● **PAGE TEXT**
Circle Time Song Boards
- provide the opportunity to make a choice independently
- help keep attention
- provide consistent, repetitive language
- expand your child’s ability to understand and use language
How to Use Song Choice Boards
- find props or pictures that correspond to a few of your child’s favourite songs
- make a board onto which the props and/or pictures can be mounted using tape or velcro
- name the songs represented on the board and ask your child, “Do you want ‘Twinkle, Twinkle, Little Star’ or ‘Eensy Weensy Spider’?”
- if your child is nonverbal, she can indicate her song choice through eye gaze, pointing, or gesturing
- if your child uses verbal language, she can indicate a song choice by naming the item
- remove and hold up the prop or picture for your child to see while singing
- turn over or put away the prop or picture when the song is finished
Try using some of these visual supports in your home or classroom to help your child understand better and to communicate with others.
Hogdon, L. (1995). Visual Strategies for Improving Communication. Quirk Roberts Publishing.

● **PROVIDED DATA**
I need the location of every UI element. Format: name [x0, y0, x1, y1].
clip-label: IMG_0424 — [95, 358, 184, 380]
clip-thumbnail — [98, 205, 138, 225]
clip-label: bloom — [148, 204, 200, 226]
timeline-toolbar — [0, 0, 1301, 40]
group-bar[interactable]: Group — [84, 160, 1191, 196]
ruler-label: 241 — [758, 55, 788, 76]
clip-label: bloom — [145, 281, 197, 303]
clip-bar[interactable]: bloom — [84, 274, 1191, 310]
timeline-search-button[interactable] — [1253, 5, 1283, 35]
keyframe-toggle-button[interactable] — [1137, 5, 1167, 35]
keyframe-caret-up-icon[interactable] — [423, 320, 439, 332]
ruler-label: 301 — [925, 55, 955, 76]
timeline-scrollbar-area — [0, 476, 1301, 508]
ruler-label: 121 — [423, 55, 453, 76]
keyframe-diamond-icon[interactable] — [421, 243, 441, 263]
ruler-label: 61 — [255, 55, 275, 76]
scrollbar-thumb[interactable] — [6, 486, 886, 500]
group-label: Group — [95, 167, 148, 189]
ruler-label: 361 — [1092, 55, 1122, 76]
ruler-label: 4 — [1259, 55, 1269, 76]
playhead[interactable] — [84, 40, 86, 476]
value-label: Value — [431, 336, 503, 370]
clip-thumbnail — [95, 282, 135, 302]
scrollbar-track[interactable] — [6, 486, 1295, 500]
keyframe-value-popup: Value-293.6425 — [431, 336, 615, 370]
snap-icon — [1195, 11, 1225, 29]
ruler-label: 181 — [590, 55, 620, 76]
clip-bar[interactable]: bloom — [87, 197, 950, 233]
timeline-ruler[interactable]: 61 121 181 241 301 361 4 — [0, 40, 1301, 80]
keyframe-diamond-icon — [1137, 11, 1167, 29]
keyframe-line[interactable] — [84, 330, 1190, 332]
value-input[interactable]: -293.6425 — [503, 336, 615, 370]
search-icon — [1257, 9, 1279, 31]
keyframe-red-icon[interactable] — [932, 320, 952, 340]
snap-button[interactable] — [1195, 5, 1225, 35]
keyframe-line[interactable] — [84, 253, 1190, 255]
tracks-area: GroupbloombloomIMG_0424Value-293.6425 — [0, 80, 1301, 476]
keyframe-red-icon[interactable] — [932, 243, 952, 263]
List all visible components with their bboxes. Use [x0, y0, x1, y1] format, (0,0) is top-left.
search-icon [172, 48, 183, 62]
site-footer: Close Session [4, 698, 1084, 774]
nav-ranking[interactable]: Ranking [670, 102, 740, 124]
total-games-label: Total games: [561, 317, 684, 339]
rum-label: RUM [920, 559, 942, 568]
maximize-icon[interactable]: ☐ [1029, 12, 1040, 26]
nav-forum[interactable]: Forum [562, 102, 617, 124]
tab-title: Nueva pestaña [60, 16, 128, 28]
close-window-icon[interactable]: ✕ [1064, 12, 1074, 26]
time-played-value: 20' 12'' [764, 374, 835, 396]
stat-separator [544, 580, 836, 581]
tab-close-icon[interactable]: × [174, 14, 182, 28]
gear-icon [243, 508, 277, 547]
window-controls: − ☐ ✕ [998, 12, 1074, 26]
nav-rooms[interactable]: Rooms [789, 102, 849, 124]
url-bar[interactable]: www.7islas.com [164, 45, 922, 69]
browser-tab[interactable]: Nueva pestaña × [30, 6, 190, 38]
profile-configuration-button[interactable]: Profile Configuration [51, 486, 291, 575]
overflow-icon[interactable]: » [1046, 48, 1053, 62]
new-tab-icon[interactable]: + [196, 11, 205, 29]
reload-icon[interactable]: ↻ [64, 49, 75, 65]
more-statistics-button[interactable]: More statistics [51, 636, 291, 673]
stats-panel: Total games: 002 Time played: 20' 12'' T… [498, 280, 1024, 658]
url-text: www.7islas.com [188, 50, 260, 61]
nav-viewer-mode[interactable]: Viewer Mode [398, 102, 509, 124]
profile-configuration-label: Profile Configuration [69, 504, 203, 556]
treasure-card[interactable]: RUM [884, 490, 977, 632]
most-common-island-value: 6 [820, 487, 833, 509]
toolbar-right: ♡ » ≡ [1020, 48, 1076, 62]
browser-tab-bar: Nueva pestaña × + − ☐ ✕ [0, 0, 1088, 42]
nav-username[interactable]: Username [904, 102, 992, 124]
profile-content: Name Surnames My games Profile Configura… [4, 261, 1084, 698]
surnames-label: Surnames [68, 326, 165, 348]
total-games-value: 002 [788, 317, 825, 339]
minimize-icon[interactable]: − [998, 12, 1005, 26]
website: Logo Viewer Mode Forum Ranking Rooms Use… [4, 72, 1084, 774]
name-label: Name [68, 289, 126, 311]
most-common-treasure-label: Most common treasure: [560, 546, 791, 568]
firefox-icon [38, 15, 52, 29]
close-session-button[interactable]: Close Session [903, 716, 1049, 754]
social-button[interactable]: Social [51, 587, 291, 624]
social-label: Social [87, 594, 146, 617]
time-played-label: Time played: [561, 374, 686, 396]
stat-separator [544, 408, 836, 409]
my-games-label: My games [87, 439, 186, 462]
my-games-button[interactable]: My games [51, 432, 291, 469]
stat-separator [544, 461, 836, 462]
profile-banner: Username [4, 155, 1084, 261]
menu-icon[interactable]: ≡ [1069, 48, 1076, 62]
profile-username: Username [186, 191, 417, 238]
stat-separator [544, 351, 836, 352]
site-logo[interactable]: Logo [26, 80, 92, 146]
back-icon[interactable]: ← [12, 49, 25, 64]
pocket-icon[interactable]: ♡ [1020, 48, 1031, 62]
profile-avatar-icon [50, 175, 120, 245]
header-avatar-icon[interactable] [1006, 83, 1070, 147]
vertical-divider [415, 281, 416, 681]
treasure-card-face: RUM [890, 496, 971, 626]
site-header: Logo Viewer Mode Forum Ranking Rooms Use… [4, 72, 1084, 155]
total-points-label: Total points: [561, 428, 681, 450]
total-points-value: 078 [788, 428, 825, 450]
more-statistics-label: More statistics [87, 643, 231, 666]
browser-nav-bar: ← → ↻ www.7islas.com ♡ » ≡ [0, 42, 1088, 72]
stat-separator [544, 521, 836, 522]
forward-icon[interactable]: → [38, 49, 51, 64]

● **EXERCISE REQUIREMENTS**
Copy the circle time song board text word for word, from "- if your child is" to "Quirk Roberts Publishing.".

● **RESULT OF THE EXERCISE**
- if your child is nonverbal, she can indicate her song choice through eye gaze, pointing, or gesturing
- if your child uses verbal language, she can indicate a song choice by naming the item
- remove and hold up the prop or picture for your child to see while singing
- turn over or put away the prop or picture when the song is finished
Try using some of these visual supports in your home or classroom to help your child understand better and to communicate with others.
Hogdon, L. (1995). Visual Strategies for Improving Communication. Quirk Roberts Publishing.